## Exercise details
Find the lines that hold the word "ylabel" and return them.

— START —

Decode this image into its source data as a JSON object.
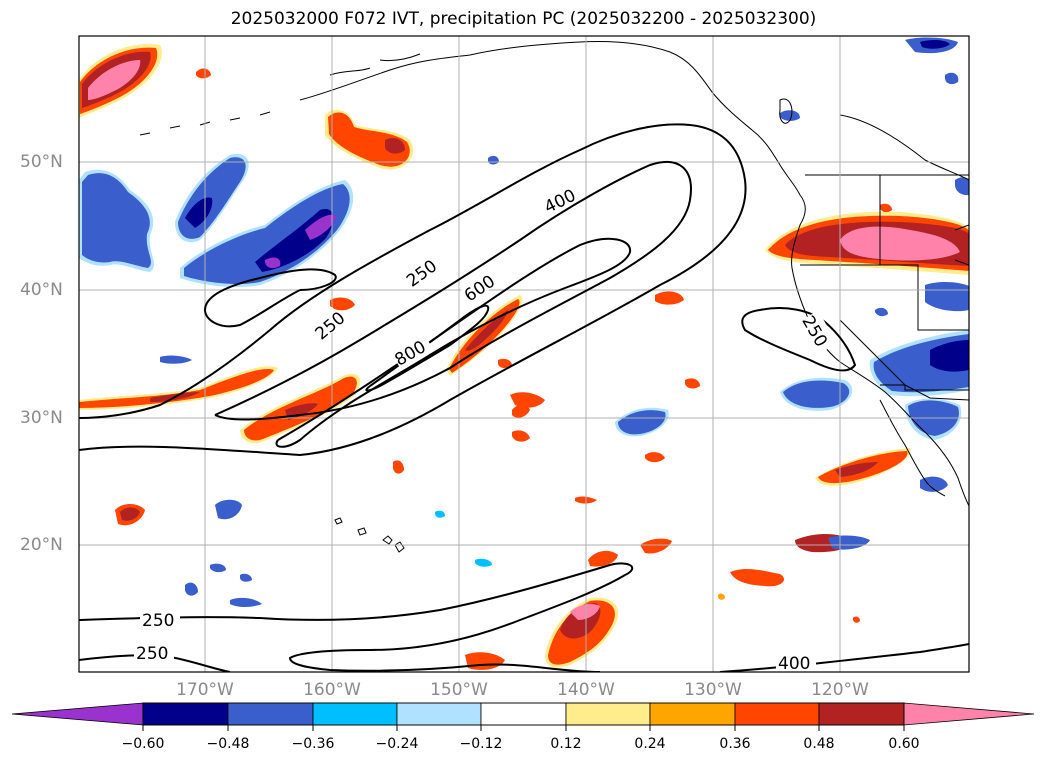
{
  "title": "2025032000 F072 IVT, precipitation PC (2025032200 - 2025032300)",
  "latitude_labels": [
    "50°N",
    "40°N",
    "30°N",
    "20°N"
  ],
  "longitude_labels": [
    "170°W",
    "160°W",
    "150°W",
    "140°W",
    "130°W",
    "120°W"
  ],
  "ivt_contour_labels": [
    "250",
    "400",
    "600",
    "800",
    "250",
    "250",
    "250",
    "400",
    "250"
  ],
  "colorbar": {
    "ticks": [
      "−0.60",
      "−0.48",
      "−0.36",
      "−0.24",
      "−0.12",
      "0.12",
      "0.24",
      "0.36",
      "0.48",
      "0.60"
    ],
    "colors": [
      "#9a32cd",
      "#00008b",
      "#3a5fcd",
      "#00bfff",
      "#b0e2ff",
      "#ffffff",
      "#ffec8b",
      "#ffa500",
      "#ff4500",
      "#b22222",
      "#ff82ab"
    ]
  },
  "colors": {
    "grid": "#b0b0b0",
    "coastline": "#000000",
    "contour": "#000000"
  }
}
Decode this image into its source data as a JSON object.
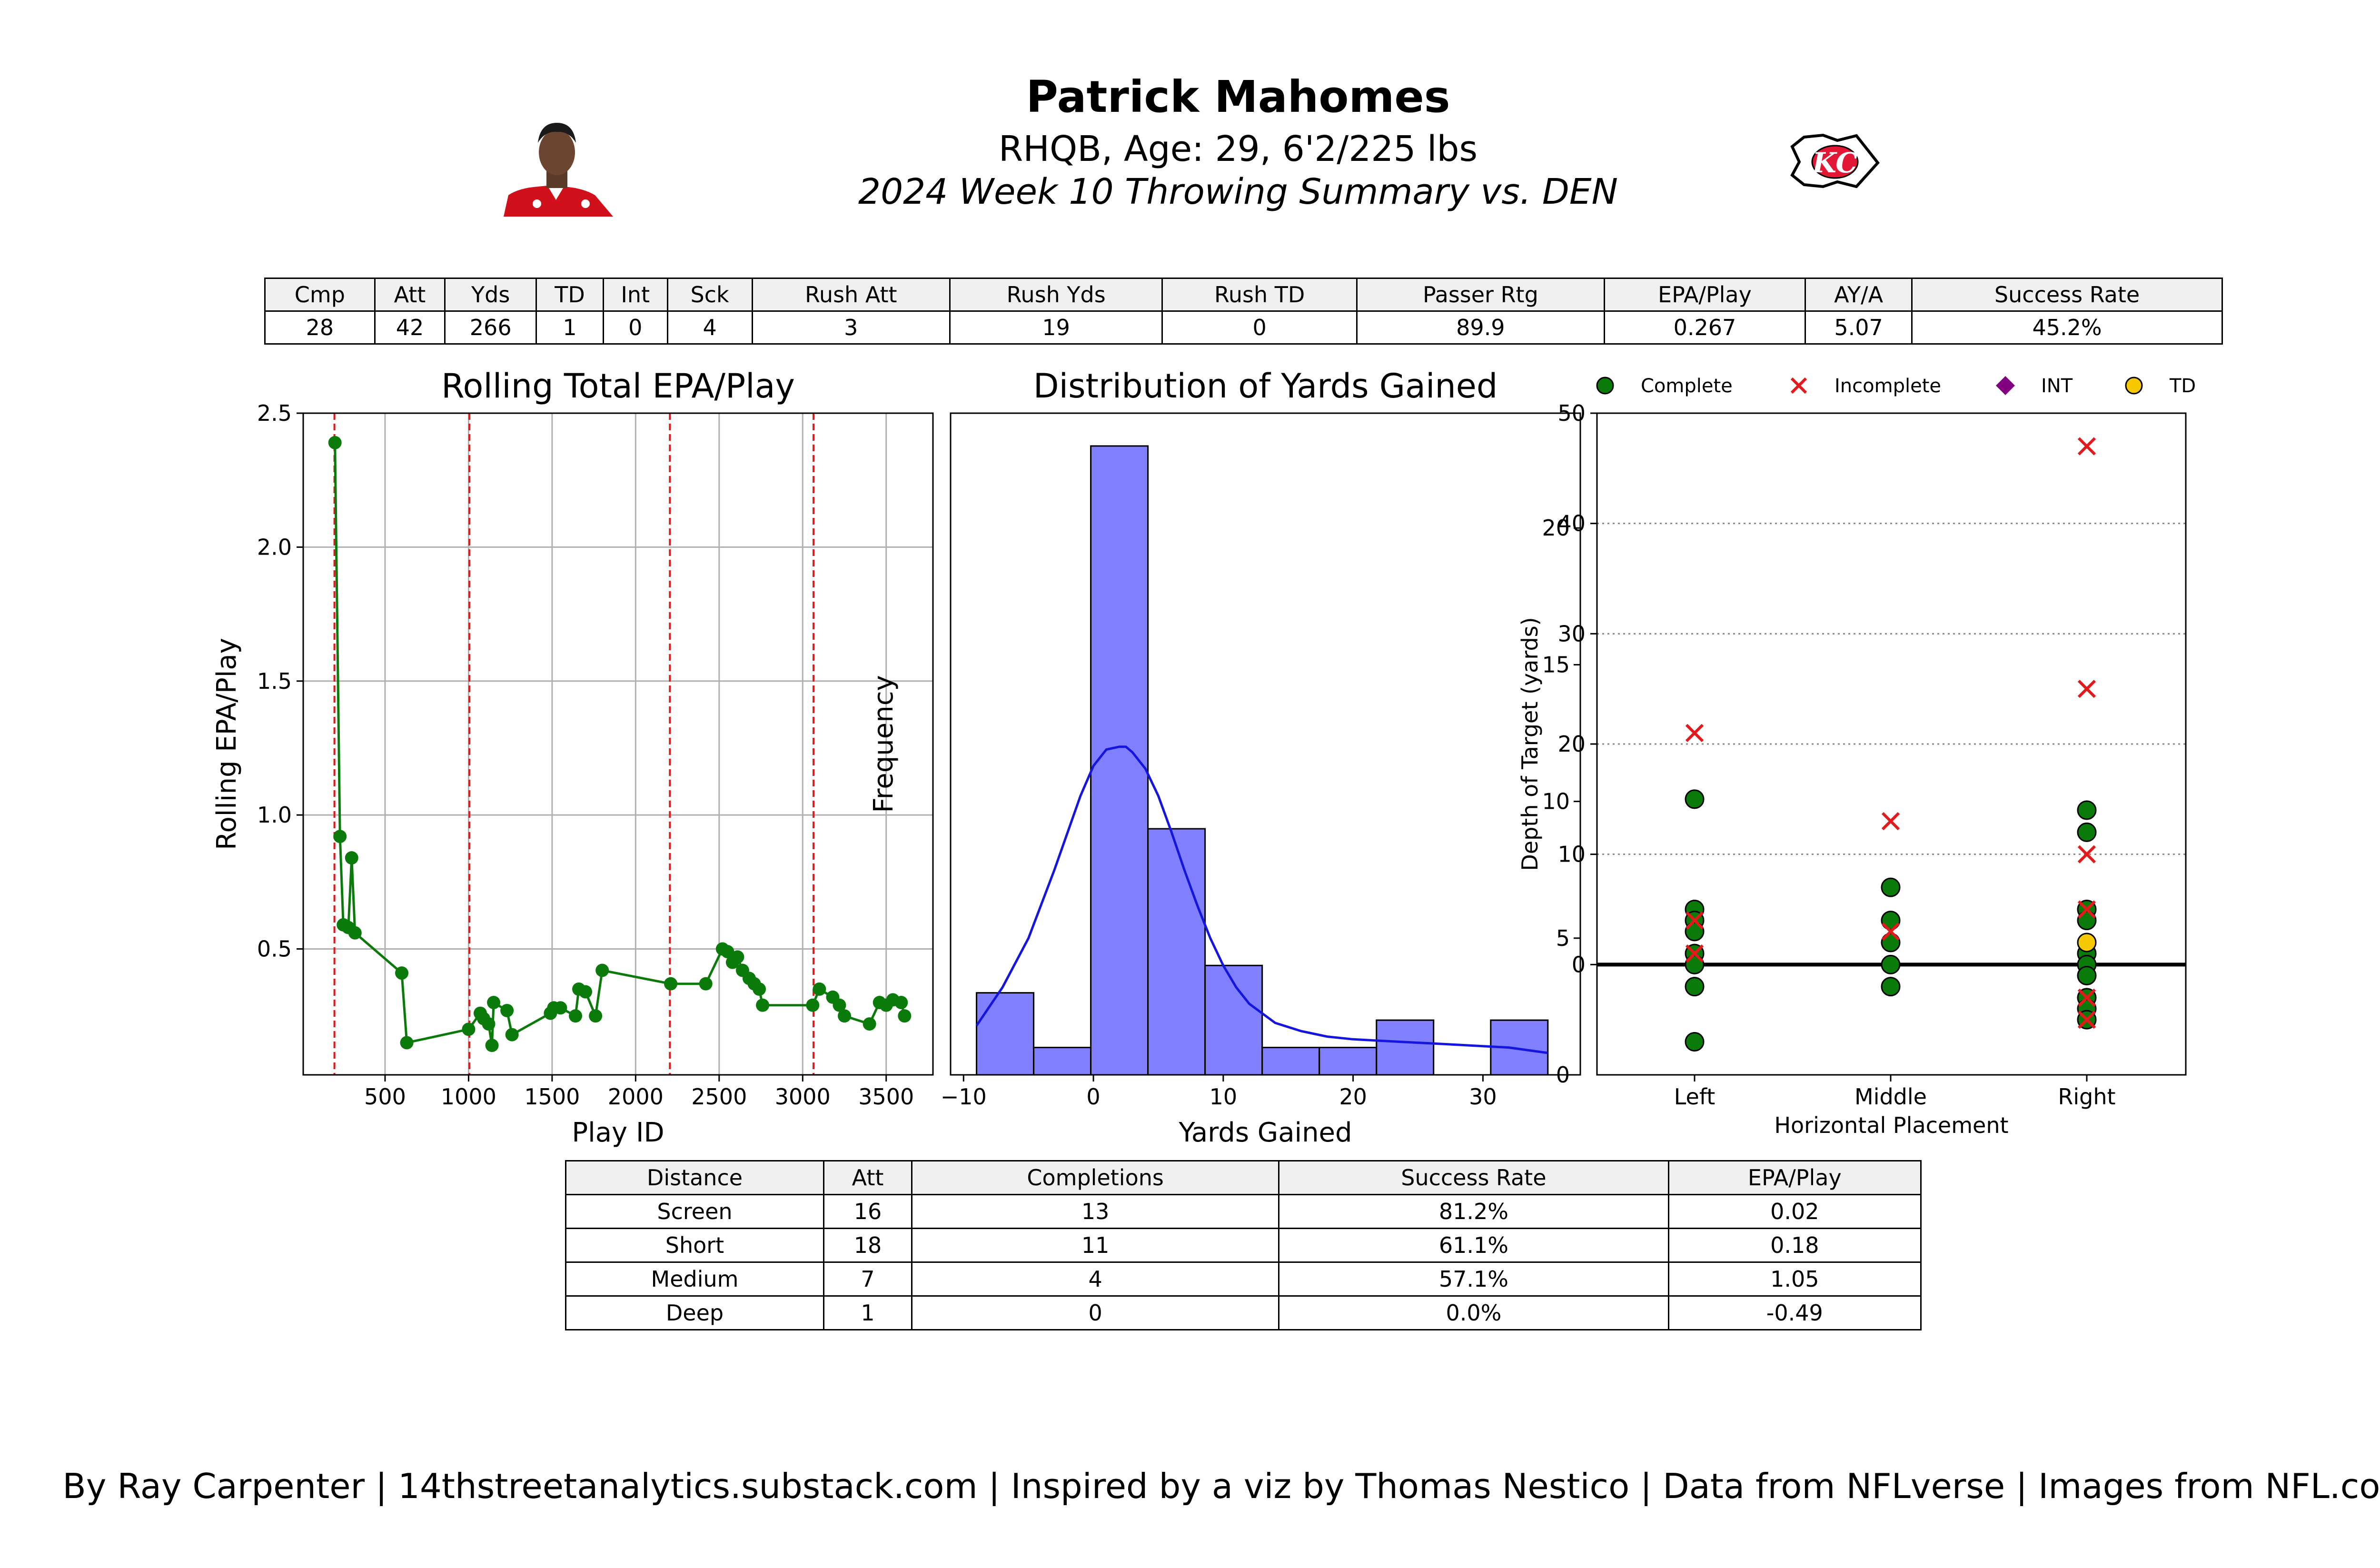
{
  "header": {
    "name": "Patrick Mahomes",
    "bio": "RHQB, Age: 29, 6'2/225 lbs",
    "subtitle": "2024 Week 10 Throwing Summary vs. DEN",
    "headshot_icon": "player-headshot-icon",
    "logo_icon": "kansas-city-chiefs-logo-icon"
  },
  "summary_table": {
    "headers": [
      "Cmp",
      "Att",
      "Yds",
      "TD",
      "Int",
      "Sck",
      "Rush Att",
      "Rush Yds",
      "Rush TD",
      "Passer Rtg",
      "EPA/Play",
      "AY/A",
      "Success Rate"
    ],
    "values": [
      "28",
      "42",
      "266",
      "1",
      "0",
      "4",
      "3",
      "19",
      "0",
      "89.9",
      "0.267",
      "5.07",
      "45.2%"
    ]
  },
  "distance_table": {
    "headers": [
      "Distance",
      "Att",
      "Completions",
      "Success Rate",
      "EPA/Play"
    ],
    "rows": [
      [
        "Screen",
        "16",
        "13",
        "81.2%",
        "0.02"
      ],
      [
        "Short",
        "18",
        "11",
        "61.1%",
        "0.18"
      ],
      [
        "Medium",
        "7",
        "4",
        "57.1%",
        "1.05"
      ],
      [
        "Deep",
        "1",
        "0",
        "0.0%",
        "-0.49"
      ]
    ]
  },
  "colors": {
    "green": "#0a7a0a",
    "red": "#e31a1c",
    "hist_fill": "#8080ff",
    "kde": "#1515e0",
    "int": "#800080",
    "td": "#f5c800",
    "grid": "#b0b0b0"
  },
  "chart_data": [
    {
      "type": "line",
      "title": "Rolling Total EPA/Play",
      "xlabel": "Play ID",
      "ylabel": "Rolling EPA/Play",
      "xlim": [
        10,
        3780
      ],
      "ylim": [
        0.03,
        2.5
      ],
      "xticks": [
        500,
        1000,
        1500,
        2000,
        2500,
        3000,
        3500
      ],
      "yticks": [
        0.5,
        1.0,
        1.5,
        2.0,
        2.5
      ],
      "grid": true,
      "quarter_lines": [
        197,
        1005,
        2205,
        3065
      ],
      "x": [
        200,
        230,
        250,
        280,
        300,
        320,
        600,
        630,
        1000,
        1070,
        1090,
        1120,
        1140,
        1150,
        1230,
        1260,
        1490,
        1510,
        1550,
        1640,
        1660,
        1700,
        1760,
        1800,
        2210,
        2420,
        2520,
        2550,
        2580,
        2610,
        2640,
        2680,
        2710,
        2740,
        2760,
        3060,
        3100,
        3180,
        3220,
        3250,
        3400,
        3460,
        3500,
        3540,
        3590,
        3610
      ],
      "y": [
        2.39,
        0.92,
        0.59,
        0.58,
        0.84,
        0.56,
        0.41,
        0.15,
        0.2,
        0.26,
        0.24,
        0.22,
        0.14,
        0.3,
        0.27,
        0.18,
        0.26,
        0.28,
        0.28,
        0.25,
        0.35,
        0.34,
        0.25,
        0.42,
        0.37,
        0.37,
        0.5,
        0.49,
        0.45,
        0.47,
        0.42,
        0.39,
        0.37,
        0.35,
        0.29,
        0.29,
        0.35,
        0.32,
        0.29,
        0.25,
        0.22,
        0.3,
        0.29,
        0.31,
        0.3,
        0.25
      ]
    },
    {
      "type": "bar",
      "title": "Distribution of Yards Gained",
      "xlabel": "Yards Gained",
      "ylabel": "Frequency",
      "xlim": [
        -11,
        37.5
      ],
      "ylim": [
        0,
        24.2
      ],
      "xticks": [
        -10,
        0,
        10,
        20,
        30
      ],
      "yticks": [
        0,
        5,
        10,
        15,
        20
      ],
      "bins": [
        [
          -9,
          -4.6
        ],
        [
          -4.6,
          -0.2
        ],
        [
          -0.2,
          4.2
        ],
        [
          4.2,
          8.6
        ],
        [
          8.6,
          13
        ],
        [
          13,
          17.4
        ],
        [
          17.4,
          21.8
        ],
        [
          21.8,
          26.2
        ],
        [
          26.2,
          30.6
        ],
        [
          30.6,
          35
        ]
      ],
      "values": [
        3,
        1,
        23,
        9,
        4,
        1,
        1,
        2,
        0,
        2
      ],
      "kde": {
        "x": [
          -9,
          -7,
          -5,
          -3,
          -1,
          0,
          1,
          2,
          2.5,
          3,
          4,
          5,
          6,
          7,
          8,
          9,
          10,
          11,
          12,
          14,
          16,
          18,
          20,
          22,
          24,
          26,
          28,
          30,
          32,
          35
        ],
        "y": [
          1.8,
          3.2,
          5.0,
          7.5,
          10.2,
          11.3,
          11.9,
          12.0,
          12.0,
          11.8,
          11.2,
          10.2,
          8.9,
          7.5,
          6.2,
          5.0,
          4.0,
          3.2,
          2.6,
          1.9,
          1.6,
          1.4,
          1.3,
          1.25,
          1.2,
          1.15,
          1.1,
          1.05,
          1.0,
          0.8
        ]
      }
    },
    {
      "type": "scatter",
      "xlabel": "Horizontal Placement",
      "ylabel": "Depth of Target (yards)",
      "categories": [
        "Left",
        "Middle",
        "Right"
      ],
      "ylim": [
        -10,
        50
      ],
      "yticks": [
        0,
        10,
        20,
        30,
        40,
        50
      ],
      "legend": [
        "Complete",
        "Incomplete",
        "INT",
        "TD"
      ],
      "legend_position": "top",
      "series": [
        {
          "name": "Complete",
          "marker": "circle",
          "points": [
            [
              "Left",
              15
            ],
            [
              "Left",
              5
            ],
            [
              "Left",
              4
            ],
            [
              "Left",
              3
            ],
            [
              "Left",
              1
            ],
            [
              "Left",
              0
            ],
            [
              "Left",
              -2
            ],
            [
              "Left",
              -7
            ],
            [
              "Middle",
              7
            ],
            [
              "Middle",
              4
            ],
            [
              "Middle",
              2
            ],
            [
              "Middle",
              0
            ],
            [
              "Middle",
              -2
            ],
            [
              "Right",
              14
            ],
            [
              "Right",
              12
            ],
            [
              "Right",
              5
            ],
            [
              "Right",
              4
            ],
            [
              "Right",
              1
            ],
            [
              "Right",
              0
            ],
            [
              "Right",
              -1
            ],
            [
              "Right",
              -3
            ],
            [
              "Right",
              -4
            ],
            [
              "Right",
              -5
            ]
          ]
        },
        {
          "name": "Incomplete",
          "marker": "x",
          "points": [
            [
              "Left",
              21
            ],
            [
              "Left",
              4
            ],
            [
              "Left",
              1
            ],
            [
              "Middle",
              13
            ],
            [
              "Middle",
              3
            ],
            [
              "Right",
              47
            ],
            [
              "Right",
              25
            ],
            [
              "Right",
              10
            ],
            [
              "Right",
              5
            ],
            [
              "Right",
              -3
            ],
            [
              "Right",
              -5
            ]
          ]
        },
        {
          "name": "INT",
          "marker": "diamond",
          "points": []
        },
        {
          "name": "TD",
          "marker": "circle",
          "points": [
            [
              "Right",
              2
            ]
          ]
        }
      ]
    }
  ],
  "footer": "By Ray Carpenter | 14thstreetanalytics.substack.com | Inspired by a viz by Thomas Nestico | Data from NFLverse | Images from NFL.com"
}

— END —

## Solution for this task
      "ylabel": "Rolling EPA/Play",
      "ylabel": "Frequency",
      "ylabel": "Depth of Target (yards)",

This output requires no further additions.